Copy each line that has the string "delil" somewhere in it.

* * *

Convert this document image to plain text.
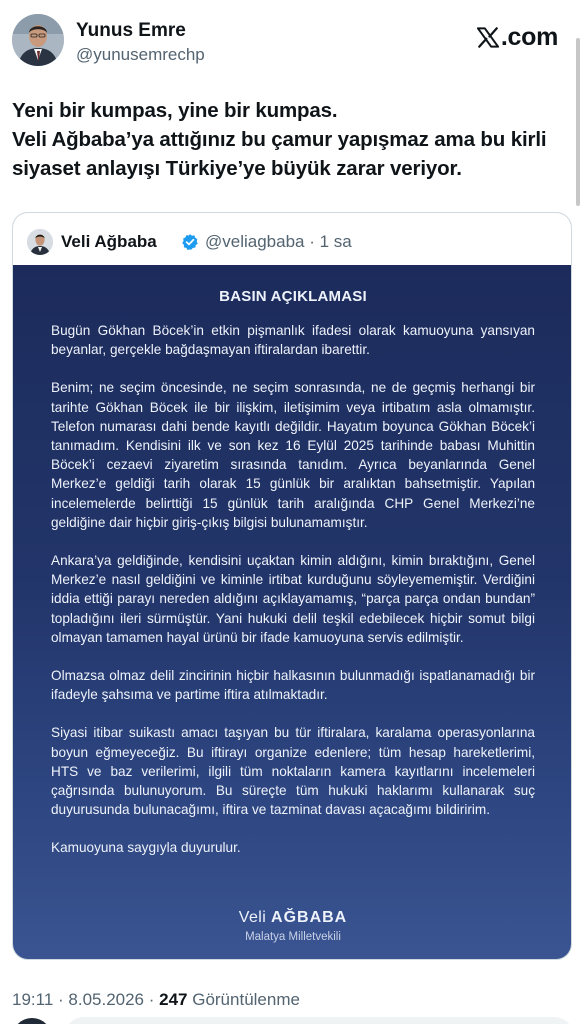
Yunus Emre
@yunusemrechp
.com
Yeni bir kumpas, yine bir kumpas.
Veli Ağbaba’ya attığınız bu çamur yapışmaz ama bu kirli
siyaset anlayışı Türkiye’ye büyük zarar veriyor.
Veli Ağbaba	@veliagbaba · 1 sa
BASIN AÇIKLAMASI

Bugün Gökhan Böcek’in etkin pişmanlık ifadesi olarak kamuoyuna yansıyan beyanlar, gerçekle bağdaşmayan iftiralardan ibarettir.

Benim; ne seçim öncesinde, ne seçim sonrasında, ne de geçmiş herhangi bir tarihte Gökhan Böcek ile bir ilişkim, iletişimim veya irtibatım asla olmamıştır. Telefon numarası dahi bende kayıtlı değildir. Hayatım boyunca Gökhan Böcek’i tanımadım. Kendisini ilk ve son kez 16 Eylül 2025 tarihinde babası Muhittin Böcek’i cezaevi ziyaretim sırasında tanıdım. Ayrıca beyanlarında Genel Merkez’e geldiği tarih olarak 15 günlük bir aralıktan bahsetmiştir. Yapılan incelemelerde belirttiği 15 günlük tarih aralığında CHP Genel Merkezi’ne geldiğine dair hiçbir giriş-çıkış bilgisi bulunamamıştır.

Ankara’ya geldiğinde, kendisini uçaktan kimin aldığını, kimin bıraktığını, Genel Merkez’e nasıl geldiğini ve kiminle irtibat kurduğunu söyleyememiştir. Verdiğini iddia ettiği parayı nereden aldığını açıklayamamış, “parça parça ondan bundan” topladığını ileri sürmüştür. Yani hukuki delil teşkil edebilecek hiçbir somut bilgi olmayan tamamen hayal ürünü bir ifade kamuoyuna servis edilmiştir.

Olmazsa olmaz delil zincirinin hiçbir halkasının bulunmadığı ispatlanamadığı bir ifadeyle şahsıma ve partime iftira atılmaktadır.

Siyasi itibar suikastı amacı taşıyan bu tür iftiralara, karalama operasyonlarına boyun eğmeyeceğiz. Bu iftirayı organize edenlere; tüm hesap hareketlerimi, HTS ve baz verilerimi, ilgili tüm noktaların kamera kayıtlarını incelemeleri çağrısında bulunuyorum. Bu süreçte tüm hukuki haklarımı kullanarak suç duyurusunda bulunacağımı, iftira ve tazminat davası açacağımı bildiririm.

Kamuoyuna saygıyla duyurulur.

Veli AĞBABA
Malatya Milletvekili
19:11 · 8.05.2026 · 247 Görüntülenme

* * *

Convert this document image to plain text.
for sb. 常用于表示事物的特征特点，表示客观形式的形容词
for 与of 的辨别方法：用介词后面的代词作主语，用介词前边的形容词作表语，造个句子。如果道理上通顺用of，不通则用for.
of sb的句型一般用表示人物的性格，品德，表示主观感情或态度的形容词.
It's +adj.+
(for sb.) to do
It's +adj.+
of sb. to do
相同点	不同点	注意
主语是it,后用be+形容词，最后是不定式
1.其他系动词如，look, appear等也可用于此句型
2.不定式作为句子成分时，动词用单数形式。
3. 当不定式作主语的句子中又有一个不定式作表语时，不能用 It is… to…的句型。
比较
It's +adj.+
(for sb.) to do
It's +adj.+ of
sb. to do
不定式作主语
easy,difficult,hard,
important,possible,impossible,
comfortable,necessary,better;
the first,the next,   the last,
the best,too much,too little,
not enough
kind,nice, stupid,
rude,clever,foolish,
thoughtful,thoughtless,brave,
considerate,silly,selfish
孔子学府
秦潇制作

* * *

**Answer below**
Ankara’ya geldiğinde, kendisini uçaktan kimin aldığını, kimin bıraktığını, Genel Merkez’e nasıl geldiğini ve kiminle irtibat kurduğunu söyleyememiştir. Verdiğini iddia ettiği parayı nereden aldığını açıklayamamış, “parça parça ondan bundan” topladığını ileri sürmüştür. Yani hukuki delil teşkil edebilecek hiçbir somut bilgi olmayan tamamen hayal ürünü bir ifade kamuoyuna servis edilmiştir.
Olmazsa olmaz delil zincirinin hiçbir halkasının bulunmadığı ispatlanamadığı bir ifadeyle şahsıma ve partime iftira atılmaktadır.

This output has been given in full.